** start **
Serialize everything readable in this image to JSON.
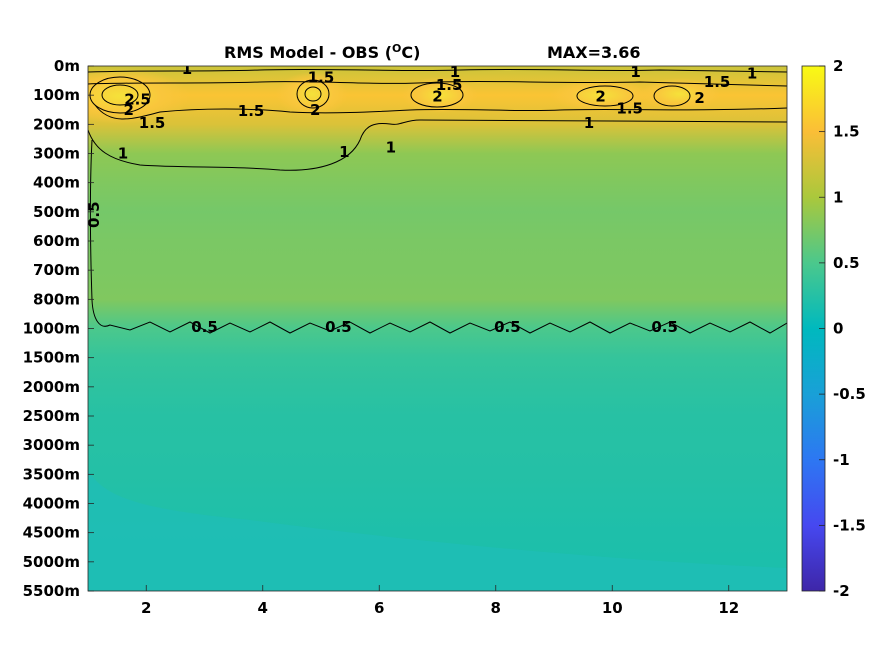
{
  "chart_data": {
    "type": "heatmap",
    "title": "RMS Model - OBS (",
    "title_sup": "O",
    "title_unit": "C)",
    "annotation": "MAX=3.66",
    "xlim": [
      1,
      13
    ],
    "x_ticks": [
      2,
      4,
      6,
      8,
      10,
      12
    ],
    "x_tick_labels": [
      "2",
      "4",
      "6",
      "8",
      "10",
      "12"
    ],
    "y_tick_labels": [
      "0m",
      "100m",
      "200m",
      "300m",
      "400m",
      "500m",
      "600m",
      "700m",
      "800m",
      "1000m",
      "1500m",
      "2000m",
      "2500m",
      "3000m",
      "3500m",
      "4000m",
      "4500m",
      "5000m",
      "5500m"
    ],
    "colorbar": {
      "range": [
        -2,
        2
      ],
      "ticks": [
        2,
        1.5,
        1,
        0.5,
        0,
        -0.5,
        -1,
        -1.5,
        -2
      ],
      "tick_labels": [
        "2",
        "1.5",
        "1",
        "0.5",
        "0",
        "-0.5",
        "-1",
        "-1.5",
        "-2"
      ],
      "colormap": "parula"
    },
    "rows": [
      {
        "depth": "0m",
        "value": 1.2
      },
      {
        "depth": "100m",
        "value": 1.55
      },
      {
        "depth": "200m",
        "value": 1.3
      },
      {
        "depth": "300m",
        "value": 0.85
      },
      {
        "depth": "400m",
        "value": 0.78
      },
      {
        "depth": "500m",
        "value": 0.72
      },
      {
        "depth": "600m",
        "value": 0.75
      },
      {
        "depth": "700m",
        "value": 0.76
      },
      {
        "depth": "800m",
        "value": 0.78
      },
      {
        "depth": "1000m",
        "value": 0.5
      },
      {
        "depth": "1500m",
        "value": 0.35
      },
      {
        "depth": "2000m",
        "value": 0.3
      },
      {
        "depth": "2500m",
        "value": 0.26
      },
      {
        "depth": "3000m",
        "value": 0.25
      },
      {
        "depth": "3500m",
        "value": 0.24
      },
      {
        "depth": "4000m",
        "value": 0.22
      },
      {
        "depth": "4500m",
        "value": 0.2
      },
      {
        "depth": "5000m",
        "value": 0.19
      },
      {
        "depth": "5500m",
        "value": 0.19
      }
    ],
    "contour_labels": [
      {
        "text": "1",
        "x": 2.7,
        "depth_index": 0.1
      },
      {
        "text": "1.5",
        "x": 5.0,
        "depth_index": 0.4
      },
      {
        "text": "1",
        "x": 7.3,
        "depth_index": 0.2
      },
      {
        "text": "1",
        "x": 10.4,
        "depth_index": 0.2
      },
      {
        "text": "1",
        "x": 12.4,
        "depth_index": 0.25
      },
      {
        "text": "1.5",
        "x": 7.2,
        "depth_index": 0.65
      },
      {
        "text": "1.5",
        "x": 11.8,
        "depth_index": 0.55
      },
      {
        "text": "2.5",
        "x": 1.85,
        "depth_index": 1.15
      },
      {
        "text": "2",
        "x": 1.7,
        "depth_index": 1.5
      },
      {
        "text": "1.5",
        "x": 2.1,
        "depth_index": 1.95
      },
      {
        "text": "1.5",
        "x": 3.8,
        "depth_index": 1.55
      },
      {
        "text": "2",
        "x": 4.9,
        "depth_index": 1.5
      },
      {
        "text": "2",
        "x": 7.0,
        "depth_index": 1.05
      },
      {
        "text": "2",
        "x": 9.8,
        "depth_index": 1.05
      },
      {
        "text": "1.5",
        "x": 10.3,
        "depth_index": 1.45
      },
      {
        "text": "2",
        "x": 11.5,
        "depth_index": 1.1
      },
      {
        "text": "1",
        "x": 9.6,
        "depth_index": 1.95
      },
      {
        "text": "1",
        "x": 1.6,
        "depth_index": 3.0
      },
      {
        "text": "1",
        "x": 5.4,
        "depth_index": 2.95
      },
      {
        "text": "1",
        "x": 6.2,
        "depth_index": 2.8
      },
      {
        "text": "0.5",
        "x": 1.1,
        "depth_index": 5.1
      },
      {
        "text": "0.5",
        "x": 3.0,
        "depth_index": 8.95
      },
      {
        "text": "0.5",
        "x": 5.3,
        "depth_index": 8.95
      },
      {
        "text": "0.5",
        "x": 8.2,
        "depth_index": 8.95
      },
      {
        "text": "0.5",
        "x": 10.9,
        "depth_index": 8.95
      }
    ]
  }
}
** end **
• _Stated problem_:
Give every line back word for word and leave the pictures out.

• _Reply_:
Serialize everything readable in this image to JSON.
{
  "chart_data": {
    "type": "heatmap",
    "title": "RMS Model - OBS (",
    "title_sup": "O",
    "title_unit": "C)",
    "annotation": "MAX=3.66",
    "xlim": [
      1,
      13
    ],
    "x_ticks": [
      2,
      4,
      6,
      8,
      10,
      12
    ],
    "x_tick_labels": [
      "2",
      "4",
      "6",
      "8",
      "10",
      "12"
    ],
    "y_tick_labels": [
      "0m",
      "100m",
      "200m",
      "300m",
      "400m",
      "500m",
      "600m",
      "700m",
      "800m",
      "1000m",
      "1500m",
      "2000m",
      "2500m",
      "3000m",
      "3500m",
      "4000m",
      "4500m",
      "5000m",
      "5500m"
    ],
    "colorbar": {
      "range": [
        -2,
        2
      ],
      "ticks": [
        2,
        1.5,
        1,
        0.5,
        0,
        -0.5,
        -1,
        -1.5,
        -2
      ],
      "tick_labels": [
        "2",
        "1.5",
        "1",
        "0.5",
        "0",
        "-0.5",
        "-1",
        "-1.5",
        "-2"
      ],
      "colormap": "parula"
    },
    "rows": [
      {
        "depth": "0m",
        "value": 1.2
      },
      {
        "depth": "100m",
        "value": 1.55
      },
      {
        "depth": "200m",
        "value": 1.3
      },
      {
        "depth": "300m",
        "value": 0.85
      },
      {
        "depth": "400m",
        "value": 0.78
      },
      {
        "depth": "500m",
        "value": 0.72
      },
      {
        "depth": "600m",
        "value": 0.75
      },
      {
        "depth": "700m",
        "value": 0.76
      },
      {
        "depth": "800m",
        "value": 0.78
      },
      {
        "depth": "1000m",
        "value": 0.5
      },
      {
        "depth": "1500m",
        "value": 0.35
      },
      {
        "depth": "2000m",
        "value": 0.3
      },
      {
        "depth": "2500m",
        "value": 0.26
      },
      {
        "depth": "3000m",
        "value": 0.25
      },
      {
        "depth": "3500m",
        "value": 0.24
      },
      {
        "depth": "4000m",
        "value": 0.22
      },
      {
        "depth": "4500m",
        "value": 0.2
      },
      {
        "depth": "5000m",
        "value": 0.19
      },
      {
        "depth": "5500m",
        "value": 0.19
      }
    ],
    "contour_labels": [
      {
        "text": "1",
        "x": 2.7,
        "depth_index": 0.1
      },
      {
        "text": "1.5",
        "x": 5.0,
        "depth_index": 0.4
      },
      {
        "text": "1",
        "x": 7.3,
        "depth_index": 0.2
      },
      {
        "text": "1",
        "x": 10.4,
        "depth_index": 0.2
      },
      {
        "text": "1",
        "x": 12.4,
        "depth_index": 0.25
      },
      {
        "text": "1.5",
        "x": 7.2,
        "depth_index": 0.65
      },
      {
        "text": "1.5",
        "x": 11.8,
        "depth_index": 0.55
      },
      {
        "text": "2.5",
        "x": 1.85,
        "depth_index": 1.15
      },
      {
        "text": "2",
        "x": 1.7,
        "depth_index": 1.5
      },
      {
        "text": "1.5",
        "x": 2.1,
        "depth_index": 1.95
      },
      {
        "text": "1.5",
        "x": 3.8,
        "depth_index": 1.55
      },
      {
        "text": "2",
        "x": 4.9,
        "depth_index": 1.5
      },
      {
        "text": "2",
        "x": 7.0,
        "depth_index": 1.05
      },
      {
        "text": "2",
        "x": 9.8,
        "depth_index": 1.05
      },
      {
        "text": "1.5",
        "x": 10.3,
        "depth_index": 1.45
      },
      {
        "text": "2",
        "x": 11.5,
        "depth_index": 1.1
      },
      {
        "text": "1",
        "x": 9.6,
        "depth_index": 1.95
      },
      {
        "text": "1",
        "x": 1.6,
        "depth_index": 3.0
      },
      {
        "text": "1",
        "x": 5.4,
        "depth_index": 2.95
      },
      {
        "text": "1",
        "x": 6.2,
        "depth_index": 2.8
      },
      {
        "text": "0.5",
        "x": 1.1,
        "depth_index": 5.1
      },
      {
        "text": "0.5",
        "x": 3.0,
        "depth_index": 8.95
      },
      {
        "text": "0.5",
        "x": 5.3,
        "depth_index": 8.95
      },
      {
        "text": "0.5",
        "x": 8.2,
        "depth_index": 8.95
      },
      {
        "text": "0.5",
        "x": 10.9,
        "depth_index": 8.95
      }
    ]
  }
}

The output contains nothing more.